-- START OF Input for this task --
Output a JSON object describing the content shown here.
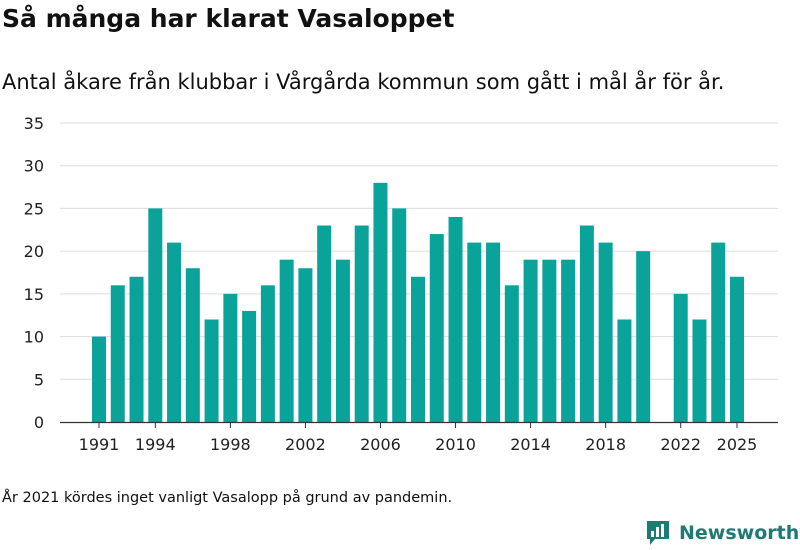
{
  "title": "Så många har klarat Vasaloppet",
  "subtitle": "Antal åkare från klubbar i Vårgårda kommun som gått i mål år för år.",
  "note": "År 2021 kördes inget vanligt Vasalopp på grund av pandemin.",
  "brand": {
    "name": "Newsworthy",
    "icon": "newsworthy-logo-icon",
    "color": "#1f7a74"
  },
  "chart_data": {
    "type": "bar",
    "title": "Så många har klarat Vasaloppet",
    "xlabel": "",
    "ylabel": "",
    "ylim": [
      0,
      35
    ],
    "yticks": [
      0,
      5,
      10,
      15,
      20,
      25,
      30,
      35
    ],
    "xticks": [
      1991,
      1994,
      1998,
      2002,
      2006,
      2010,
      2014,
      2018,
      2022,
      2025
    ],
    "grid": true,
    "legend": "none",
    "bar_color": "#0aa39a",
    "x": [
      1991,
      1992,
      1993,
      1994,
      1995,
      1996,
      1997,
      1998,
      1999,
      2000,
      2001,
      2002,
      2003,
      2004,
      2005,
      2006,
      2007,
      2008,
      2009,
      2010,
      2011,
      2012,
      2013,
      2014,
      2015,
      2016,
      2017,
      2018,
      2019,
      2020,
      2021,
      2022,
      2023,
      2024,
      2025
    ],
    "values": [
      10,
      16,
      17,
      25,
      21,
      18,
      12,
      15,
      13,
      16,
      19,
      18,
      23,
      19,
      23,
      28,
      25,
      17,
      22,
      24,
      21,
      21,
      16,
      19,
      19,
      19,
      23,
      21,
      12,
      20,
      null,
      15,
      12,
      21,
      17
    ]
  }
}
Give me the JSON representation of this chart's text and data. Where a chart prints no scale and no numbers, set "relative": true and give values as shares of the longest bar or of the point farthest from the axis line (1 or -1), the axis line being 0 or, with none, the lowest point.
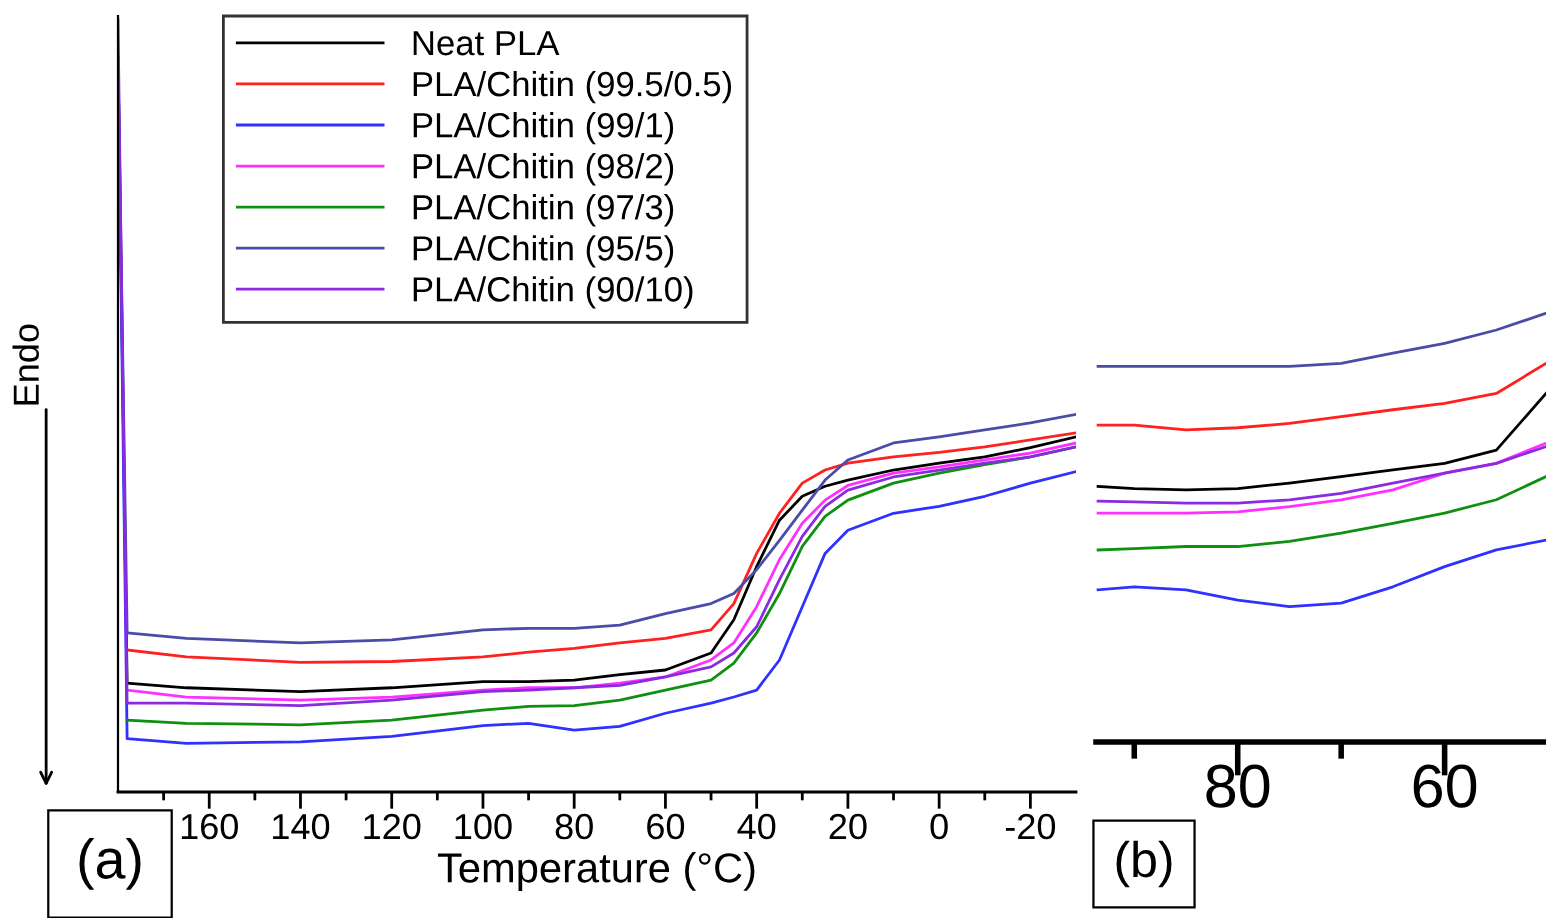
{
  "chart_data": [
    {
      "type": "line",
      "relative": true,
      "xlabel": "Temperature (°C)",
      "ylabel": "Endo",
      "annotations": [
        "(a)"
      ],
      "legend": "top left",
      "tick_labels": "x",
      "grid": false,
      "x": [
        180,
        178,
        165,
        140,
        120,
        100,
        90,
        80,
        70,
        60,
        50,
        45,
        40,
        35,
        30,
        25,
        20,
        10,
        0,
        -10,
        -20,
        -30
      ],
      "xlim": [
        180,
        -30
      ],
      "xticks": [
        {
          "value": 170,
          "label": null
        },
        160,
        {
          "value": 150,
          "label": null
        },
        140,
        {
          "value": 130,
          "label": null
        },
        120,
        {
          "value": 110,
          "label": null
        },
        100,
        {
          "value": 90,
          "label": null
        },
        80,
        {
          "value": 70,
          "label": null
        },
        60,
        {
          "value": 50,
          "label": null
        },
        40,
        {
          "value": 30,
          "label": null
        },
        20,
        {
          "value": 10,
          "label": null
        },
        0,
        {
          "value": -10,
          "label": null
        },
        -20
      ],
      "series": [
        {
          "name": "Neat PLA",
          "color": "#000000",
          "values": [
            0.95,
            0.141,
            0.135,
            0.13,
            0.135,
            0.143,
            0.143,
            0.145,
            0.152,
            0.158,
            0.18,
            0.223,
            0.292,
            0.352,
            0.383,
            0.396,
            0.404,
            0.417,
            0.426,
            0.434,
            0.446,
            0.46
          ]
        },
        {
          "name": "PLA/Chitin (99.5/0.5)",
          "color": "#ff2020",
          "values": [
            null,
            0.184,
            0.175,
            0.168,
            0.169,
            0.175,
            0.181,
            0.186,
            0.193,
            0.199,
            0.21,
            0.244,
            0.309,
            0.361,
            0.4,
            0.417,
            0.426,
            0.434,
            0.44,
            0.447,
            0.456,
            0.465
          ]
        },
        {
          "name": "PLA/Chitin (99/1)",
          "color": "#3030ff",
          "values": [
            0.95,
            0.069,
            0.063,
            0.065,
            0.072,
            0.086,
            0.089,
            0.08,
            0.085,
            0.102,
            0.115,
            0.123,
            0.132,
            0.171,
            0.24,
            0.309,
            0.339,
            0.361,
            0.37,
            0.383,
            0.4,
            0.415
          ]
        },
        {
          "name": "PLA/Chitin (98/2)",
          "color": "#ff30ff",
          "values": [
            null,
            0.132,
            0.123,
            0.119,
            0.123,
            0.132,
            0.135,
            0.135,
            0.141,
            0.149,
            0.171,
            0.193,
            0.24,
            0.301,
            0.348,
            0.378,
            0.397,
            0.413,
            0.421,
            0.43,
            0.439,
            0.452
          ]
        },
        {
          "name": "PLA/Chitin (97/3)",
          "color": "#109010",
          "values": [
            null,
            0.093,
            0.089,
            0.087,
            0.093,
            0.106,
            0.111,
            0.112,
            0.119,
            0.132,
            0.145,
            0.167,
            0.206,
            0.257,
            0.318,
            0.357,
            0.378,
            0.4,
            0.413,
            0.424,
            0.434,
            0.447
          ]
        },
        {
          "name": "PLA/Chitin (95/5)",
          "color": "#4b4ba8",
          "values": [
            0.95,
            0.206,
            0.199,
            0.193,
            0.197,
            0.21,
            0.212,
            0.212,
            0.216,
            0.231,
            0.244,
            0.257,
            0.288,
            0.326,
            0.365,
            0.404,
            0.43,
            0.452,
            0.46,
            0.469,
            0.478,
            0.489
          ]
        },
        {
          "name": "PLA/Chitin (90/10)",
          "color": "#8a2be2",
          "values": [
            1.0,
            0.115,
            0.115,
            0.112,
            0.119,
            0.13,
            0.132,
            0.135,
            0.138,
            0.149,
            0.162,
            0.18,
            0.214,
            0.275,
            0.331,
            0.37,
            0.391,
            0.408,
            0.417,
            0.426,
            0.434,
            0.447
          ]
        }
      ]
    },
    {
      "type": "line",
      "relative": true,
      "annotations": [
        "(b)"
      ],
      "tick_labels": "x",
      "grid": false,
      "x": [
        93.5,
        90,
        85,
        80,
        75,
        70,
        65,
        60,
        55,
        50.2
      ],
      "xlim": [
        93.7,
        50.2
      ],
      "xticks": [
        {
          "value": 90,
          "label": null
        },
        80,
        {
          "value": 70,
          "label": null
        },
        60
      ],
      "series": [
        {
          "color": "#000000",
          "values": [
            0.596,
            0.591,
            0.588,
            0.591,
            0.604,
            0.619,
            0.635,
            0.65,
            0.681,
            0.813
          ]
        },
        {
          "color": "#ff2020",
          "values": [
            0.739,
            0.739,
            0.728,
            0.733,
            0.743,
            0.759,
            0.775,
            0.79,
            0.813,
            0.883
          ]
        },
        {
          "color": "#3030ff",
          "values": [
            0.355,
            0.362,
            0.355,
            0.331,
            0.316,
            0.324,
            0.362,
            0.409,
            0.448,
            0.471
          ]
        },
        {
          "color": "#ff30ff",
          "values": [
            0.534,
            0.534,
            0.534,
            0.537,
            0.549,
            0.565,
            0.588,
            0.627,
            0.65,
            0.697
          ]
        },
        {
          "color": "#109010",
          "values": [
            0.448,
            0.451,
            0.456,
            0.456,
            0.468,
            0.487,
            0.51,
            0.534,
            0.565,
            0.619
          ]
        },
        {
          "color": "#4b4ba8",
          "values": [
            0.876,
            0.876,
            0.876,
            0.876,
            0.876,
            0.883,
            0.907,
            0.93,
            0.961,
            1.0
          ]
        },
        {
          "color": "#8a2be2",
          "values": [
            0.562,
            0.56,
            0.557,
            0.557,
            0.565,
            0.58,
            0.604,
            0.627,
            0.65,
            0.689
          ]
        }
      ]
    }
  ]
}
-- END OF Input for this task --
• **Your goal**
Pick out the lines above containing the word "true", then copy them.

• **The completed task**
    "grid": true,
Give me the JSON representation of this chart's text and data. Where a chart prints no scale and no numbers, set "relative": true and give values as shares of the longest bar or of the point farthest from the axis line (1 or -1), the axis line being 0 or, with none, the lowest point.
      "relative": true,
      "relative": true,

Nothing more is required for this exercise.